Collected data entries
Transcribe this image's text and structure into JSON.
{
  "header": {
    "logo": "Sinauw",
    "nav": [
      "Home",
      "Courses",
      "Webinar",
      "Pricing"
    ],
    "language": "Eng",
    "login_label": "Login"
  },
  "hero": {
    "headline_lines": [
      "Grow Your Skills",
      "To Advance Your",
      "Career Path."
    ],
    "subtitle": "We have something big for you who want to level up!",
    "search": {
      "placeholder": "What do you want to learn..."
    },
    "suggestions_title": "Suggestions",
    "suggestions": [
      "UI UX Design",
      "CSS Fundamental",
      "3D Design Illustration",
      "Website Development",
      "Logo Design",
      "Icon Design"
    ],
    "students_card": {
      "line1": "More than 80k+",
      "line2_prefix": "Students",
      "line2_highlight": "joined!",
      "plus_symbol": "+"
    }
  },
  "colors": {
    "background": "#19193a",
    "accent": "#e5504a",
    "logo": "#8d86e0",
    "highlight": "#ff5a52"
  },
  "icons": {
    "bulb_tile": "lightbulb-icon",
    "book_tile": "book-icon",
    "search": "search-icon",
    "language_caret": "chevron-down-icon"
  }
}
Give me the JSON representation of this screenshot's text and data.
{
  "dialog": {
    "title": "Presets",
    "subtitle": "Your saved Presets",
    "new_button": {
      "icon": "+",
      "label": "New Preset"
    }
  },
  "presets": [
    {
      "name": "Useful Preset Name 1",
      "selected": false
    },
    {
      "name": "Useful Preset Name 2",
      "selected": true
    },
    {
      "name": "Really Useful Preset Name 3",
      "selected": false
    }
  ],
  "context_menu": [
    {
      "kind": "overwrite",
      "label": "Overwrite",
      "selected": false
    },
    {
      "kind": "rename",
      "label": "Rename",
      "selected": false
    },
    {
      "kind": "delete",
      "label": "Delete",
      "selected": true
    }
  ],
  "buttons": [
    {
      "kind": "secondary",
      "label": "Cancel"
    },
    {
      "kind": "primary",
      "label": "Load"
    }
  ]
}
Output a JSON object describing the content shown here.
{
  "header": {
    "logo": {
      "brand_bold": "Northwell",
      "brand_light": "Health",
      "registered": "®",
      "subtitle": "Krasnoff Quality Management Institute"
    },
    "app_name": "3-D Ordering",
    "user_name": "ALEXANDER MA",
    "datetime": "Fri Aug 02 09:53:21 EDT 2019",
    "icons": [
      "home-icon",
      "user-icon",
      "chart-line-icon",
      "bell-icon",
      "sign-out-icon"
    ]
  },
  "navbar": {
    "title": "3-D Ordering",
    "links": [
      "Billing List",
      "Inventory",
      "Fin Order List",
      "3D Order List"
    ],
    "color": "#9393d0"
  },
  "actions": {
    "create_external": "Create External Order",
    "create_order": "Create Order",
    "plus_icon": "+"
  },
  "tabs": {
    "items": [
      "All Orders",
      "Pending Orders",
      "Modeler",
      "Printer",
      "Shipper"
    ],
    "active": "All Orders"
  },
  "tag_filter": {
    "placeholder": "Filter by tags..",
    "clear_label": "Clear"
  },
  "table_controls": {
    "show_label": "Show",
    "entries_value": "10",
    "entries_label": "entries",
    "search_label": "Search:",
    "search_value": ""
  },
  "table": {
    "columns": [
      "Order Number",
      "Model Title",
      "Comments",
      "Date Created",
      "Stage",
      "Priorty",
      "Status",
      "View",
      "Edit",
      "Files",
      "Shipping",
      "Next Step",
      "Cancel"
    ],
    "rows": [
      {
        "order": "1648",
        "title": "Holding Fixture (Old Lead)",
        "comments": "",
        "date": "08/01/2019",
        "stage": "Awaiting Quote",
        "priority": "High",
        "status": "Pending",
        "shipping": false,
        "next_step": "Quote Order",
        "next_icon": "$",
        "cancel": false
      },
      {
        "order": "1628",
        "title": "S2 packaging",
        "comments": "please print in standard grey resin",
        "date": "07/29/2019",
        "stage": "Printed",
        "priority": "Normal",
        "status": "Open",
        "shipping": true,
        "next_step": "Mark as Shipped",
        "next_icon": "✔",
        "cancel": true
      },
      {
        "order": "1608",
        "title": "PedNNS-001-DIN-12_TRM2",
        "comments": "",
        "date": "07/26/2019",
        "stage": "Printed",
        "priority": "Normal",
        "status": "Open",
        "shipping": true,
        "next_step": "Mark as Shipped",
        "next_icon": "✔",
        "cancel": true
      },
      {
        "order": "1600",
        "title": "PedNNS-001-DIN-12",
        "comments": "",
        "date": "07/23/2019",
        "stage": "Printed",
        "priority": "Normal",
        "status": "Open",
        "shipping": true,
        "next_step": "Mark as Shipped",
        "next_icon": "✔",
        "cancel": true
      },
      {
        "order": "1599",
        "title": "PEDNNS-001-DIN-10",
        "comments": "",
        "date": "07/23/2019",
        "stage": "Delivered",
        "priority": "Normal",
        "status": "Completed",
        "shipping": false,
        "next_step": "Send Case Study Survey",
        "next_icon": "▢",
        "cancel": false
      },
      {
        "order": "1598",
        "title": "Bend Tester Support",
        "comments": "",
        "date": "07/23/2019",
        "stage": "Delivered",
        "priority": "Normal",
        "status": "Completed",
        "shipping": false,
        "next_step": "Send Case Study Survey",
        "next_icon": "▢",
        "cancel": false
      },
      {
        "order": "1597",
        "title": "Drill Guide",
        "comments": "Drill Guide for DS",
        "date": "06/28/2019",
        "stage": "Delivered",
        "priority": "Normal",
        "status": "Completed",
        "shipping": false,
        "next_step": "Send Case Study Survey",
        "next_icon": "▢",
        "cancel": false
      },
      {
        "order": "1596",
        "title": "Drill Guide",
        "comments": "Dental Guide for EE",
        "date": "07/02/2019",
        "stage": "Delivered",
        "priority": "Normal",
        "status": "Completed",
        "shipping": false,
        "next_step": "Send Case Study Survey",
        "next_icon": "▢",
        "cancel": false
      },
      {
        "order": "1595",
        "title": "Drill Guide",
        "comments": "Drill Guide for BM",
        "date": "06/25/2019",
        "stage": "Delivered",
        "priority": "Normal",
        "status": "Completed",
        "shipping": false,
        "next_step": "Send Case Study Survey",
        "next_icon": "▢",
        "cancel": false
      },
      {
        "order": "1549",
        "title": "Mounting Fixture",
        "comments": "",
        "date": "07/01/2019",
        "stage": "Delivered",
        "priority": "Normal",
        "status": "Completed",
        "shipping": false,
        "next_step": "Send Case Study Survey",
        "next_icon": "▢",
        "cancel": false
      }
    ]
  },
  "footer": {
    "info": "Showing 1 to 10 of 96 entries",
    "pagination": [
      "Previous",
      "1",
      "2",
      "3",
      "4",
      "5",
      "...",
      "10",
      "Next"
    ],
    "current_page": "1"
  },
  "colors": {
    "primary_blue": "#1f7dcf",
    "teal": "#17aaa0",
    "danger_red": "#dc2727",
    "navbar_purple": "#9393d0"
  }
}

EXERCISE
Copy all lines from the data that hold the word "Design".

OUTPUT
      "UI UX Design",
      "3D Design Illustration",
      "Logo Design",
      "Icon Design"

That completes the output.